== AIM ==
Count every line in the entries that contains "annotation". Report that count alone.

== GIVEN DATA ==
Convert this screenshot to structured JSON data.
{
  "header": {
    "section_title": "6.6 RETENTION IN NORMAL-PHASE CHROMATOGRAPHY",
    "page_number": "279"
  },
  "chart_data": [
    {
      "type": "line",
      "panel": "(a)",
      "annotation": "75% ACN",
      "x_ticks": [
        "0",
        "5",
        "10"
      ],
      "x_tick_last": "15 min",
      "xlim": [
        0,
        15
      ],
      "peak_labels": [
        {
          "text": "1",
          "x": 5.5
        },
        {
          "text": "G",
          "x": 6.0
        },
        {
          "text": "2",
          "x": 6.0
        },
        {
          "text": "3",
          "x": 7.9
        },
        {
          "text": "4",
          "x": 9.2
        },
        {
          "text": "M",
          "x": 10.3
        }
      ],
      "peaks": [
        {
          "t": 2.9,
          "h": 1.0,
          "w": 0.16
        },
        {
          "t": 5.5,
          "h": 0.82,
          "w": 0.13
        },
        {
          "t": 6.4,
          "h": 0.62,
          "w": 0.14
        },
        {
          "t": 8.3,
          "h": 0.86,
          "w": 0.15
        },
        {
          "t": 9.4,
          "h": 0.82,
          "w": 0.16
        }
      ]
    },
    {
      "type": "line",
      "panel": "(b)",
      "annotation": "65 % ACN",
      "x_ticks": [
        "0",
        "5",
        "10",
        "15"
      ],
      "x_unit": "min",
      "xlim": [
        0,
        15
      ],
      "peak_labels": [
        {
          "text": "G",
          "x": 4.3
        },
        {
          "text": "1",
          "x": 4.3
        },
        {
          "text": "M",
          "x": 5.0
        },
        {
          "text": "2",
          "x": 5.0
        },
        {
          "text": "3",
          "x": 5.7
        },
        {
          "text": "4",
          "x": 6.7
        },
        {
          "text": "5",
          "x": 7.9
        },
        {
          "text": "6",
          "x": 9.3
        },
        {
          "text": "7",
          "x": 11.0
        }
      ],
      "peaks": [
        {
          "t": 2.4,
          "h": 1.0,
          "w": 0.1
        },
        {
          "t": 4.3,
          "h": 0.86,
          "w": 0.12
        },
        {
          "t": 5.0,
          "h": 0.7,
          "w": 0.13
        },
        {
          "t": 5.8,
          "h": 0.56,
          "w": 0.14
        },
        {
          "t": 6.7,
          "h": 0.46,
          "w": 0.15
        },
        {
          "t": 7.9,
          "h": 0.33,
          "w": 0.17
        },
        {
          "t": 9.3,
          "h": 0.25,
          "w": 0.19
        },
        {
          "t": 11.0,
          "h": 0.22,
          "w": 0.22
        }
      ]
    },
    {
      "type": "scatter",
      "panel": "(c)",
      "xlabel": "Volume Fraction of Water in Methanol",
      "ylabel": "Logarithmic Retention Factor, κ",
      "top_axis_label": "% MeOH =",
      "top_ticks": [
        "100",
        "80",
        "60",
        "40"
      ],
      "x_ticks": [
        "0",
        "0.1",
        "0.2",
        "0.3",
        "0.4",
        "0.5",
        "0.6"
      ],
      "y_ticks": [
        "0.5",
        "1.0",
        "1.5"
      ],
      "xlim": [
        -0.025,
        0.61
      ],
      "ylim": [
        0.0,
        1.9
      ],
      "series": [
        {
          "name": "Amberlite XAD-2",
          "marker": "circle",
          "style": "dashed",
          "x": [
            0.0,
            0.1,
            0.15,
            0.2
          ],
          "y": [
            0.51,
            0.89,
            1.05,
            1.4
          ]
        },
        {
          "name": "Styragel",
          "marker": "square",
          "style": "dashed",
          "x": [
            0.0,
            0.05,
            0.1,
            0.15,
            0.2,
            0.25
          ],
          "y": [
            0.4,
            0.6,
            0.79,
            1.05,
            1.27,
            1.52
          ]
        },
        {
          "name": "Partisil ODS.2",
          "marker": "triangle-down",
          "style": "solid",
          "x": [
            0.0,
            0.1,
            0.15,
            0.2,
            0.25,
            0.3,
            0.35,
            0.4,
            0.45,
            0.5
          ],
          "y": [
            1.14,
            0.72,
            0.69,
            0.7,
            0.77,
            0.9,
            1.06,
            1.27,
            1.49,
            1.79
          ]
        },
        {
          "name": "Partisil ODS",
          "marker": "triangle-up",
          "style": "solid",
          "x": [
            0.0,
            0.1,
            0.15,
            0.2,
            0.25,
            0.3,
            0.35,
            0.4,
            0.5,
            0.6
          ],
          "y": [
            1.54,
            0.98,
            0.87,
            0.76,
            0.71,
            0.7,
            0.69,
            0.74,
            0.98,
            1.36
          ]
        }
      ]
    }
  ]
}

== SOLUTION FOR THIS TASK ==
2